» **SUPPLIED RECORDS**:
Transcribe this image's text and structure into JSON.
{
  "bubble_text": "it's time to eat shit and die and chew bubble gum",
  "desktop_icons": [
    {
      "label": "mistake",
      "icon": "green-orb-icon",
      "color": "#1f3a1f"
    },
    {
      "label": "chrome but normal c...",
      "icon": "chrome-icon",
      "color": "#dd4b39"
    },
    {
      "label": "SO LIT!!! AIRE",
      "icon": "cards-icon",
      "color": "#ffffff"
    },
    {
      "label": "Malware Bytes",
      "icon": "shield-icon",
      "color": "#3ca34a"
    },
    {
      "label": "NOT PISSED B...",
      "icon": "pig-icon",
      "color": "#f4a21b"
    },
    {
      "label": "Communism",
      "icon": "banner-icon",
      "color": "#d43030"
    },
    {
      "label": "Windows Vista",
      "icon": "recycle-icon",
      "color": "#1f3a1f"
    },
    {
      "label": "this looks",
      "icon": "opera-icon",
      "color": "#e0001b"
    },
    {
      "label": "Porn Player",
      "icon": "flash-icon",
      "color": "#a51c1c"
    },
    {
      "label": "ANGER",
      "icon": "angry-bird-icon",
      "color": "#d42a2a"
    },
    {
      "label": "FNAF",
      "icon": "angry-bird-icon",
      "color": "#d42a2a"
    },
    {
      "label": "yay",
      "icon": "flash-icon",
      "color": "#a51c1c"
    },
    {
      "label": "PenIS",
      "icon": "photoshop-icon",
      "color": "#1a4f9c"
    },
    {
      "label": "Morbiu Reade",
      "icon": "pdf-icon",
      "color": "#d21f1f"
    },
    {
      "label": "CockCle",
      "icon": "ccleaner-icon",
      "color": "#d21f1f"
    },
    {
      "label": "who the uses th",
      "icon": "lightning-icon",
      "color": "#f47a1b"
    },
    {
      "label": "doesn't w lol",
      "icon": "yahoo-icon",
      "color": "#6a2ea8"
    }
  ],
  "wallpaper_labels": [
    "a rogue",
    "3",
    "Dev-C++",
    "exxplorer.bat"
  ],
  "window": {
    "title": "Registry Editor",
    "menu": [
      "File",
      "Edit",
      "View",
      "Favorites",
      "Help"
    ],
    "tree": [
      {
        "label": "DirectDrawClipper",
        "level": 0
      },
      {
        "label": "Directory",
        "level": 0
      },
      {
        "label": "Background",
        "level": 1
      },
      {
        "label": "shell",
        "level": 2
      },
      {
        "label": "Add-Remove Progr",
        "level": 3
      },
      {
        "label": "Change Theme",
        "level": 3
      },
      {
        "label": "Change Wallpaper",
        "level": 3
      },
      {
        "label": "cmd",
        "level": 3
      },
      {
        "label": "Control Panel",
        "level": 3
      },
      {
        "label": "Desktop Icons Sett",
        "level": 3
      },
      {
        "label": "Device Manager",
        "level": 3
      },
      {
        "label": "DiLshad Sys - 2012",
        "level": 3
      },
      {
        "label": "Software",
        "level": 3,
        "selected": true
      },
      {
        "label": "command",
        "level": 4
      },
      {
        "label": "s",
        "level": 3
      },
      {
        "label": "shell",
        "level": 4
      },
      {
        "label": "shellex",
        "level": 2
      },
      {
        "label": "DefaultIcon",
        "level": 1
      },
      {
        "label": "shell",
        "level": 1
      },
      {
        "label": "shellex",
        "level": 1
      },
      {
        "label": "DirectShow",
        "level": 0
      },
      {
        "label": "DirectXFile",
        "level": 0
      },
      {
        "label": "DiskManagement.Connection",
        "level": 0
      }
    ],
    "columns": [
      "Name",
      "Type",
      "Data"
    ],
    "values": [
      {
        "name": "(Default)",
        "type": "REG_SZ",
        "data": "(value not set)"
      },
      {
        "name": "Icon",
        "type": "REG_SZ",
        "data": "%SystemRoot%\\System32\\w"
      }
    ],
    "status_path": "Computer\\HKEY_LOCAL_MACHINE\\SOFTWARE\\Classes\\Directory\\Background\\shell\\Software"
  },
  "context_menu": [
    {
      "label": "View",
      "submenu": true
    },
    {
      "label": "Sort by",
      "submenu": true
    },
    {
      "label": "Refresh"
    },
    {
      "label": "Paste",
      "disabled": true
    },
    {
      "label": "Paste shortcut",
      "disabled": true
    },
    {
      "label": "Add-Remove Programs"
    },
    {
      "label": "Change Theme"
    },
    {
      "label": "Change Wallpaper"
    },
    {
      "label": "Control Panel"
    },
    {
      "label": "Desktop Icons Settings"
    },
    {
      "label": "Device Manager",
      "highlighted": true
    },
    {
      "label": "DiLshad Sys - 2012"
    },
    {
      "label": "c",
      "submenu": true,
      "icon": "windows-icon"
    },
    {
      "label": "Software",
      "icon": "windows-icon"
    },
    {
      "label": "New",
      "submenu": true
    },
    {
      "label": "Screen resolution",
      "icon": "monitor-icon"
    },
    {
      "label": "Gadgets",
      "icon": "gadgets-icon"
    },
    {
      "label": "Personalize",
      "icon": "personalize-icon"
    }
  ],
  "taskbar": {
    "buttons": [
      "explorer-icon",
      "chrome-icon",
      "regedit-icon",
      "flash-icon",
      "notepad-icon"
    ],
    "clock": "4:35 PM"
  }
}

» **AIM**: Look over the listing above. Pick out and copy every line that includes "Panel".

» **COMPLETE RESPONSE**:
        "label": "Control Panel",
      "label": "Control Panel"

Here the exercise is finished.